| STATED PROBLEM |
Each entry below is to be extracted exactly.

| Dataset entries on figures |
┌──

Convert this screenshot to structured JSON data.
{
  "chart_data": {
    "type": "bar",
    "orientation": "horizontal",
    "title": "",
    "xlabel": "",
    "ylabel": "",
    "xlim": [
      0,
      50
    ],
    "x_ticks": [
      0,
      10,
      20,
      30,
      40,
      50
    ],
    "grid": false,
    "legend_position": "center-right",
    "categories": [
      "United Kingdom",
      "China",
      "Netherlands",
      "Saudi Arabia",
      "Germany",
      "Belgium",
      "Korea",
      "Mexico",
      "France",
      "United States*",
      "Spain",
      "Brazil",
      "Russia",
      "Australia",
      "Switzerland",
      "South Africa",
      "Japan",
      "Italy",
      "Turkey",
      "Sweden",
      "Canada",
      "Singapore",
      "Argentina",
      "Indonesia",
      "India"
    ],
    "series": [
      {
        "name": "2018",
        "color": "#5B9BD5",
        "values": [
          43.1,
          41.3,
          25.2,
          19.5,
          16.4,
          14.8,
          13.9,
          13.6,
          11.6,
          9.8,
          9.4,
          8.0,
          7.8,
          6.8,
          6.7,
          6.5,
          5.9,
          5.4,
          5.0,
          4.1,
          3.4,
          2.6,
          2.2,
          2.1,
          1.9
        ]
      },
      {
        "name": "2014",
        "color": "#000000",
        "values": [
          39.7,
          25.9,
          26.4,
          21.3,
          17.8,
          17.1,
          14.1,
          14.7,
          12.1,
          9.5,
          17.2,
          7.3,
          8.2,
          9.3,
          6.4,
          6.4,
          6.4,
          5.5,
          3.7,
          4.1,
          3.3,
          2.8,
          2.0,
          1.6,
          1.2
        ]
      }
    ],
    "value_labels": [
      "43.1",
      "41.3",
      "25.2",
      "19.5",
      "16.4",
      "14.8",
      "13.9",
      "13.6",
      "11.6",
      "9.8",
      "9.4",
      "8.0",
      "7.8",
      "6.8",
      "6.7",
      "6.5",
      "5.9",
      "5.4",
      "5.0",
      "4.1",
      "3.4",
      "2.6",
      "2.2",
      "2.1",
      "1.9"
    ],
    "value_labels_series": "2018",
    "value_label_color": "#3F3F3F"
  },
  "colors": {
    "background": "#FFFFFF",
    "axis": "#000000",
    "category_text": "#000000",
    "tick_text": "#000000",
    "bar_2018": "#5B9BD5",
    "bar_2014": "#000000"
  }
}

└──

| COMPLETE OUTPUT |
Convert this screenshot to structured JSON data.
{
  "chart_data": {
    "type": "bar",
    "orientation": "horizontal",
    "title": "",
    "xlabel": "",
    "ylabel": "",
    "xlim": [
      0,
      50
    ],
    "x_ticks": [
      0,
      10,
      20,
      30,
      40,
      50
    ],
    "grid": false,
    "legend_position": "center-right",
    "categories": [
      "United Kingdom",
      "China",
      "Netherlands",
      "Saudi Arabia",
      "Germany",
      "Belgium",
      "Korea",
      "Mexico",
      "France",
      "United States*",
      "Spain",
      "Brazil",
      "Russia",
      "Australia",
      "Switzerland",
      "South Africa",
      "Japan",
      "Italy",
      "Turkey",
      "Sweden",
      "Canada",
      "Singapore",
      "Argentina",
      "Indonesia",
      "India"
    ],
    "series": [
      {
        "name": "2018",
        "color": "#5B9BD5",
        "values": [
          43.1,
          41.3,
          25.2,
          19.5,
          16.4,
          14.8,
          13.9,
          13.6,
          11.6,
          9.8,
          9.4,
          8.0,
          7.8,
          6.8,
          6.7,
          6.5,
          5.9,
          5.4,
          5.0,
          4.1,
          3.4,
          2.6,
          2.2,
          2.1,
          1.9
        ]
      },
      {
        "name": "2014",
        "color": "#000000",
        "values": [
          39.7,
          25.9,
          26.4,
          21.3,
          17.8,
          17.1,
          14.1,
          14.7,
          12.1,
          9.5,
          17.2,
          7.3,
          8.2,
          9.3,
          6.4,
          6.4,
          6.4,
          5.5,
          3.7,
          4.1,
          3.3,
          2.8,
          2.0,
          1.6,
          1.2
        ]
      }
    ],
    "value_labels": [
      "43.1",
      "41.3",
      "25.2",
      "19.5",
      "16.4",
      "14.8",
      "13.9",
      "13.6",
      "11.6",
      "9.8",
      "9.4",
      "8.0",
      "7.8",
      "6.8",
      "6.7",
      "6.5",
      "5.9",
      "5.4",
      "5.0",
      "4.1",
      "3.4",
      "2.6",
      "2.2",
      "2.1",
      "1.9"
    ],
    "value_labels_series": "2018",
    "value_label_color": "#3F3F3F"
  },
  "colors": {
    "background": "#FFFFFF",
    "axis": "#000000",
    "category_text": "#000000",
    "tick_text": "#000000",
    "bar_2018": "#5B9BD5",
    "bar_2014": "#000000"
  }
}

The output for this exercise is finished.